-- START Excerpted data --
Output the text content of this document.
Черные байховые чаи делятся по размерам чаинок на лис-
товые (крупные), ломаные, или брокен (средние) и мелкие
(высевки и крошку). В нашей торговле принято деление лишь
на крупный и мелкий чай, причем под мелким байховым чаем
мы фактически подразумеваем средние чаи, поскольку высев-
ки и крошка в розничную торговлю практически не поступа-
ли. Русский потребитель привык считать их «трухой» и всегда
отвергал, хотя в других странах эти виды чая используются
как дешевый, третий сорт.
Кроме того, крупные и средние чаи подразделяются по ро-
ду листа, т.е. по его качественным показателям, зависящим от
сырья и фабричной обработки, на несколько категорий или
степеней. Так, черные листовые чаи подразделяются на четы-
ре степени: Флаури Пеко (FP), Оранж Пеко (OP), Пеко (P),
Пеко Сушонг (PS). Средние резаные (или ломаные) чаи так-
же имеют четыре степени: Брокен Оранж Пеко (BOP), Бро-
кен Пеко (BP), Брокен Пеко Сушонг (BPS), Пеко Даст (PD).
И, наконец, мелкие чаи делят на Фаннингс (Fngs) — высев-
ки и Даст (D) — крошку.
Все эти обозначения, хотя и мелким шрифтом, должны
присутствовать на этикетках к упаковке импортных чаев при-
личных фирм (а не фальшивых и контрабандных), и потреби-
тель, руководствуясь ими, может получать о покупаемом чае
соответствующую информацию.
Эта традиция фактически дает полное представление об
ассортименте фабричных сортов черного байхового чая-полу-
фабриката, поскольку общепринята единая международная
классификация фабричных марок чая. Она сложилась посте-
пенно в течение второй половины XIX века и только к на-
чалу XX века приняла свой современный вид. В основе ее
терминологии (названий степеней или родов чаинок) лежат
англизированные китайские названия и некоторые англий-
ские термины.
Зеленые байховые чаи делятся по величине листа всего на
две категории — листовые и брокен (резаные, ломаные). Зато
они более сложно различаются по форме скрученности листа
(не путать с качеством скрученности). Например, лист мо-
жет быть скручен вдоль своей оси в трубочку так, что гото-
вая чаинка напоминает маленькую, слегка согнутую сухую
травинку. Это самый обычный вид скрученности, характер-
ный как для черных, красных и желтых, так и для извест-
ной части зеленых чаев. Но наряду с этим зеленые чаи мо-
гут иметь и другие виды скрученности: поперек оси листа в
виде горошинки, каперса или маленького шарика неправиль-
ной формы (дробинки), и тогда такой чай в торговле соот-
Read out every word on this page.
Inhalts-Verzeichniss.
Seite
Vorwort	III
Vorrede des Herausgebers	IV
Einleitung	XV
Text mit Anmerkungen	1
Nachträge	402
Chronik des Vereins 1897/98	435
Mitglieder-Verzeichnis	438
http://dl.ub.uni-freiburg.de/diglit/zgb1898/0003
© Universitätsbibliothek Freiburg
-- END Excerpted data --
Starting at the line that contains "Read out every word on this page.", output each remaining line of the listing, the last line included, exactly as it appears.

Read out every word on this page.
Inhalts-Verzeichniss.
Seite
Vorwort	III
Vorrede des Herausgebers	IV
Einleitung	XV
Text mit Anmerkungen	1
Nachträge	402
Chronik des Vereins 1897/98	435
Mitglieder-Verzeichnis	438
http://dl.ub.uni-freiburg.de/diglit/zgb1898/0003
© Universitätsbibliothek Freiburg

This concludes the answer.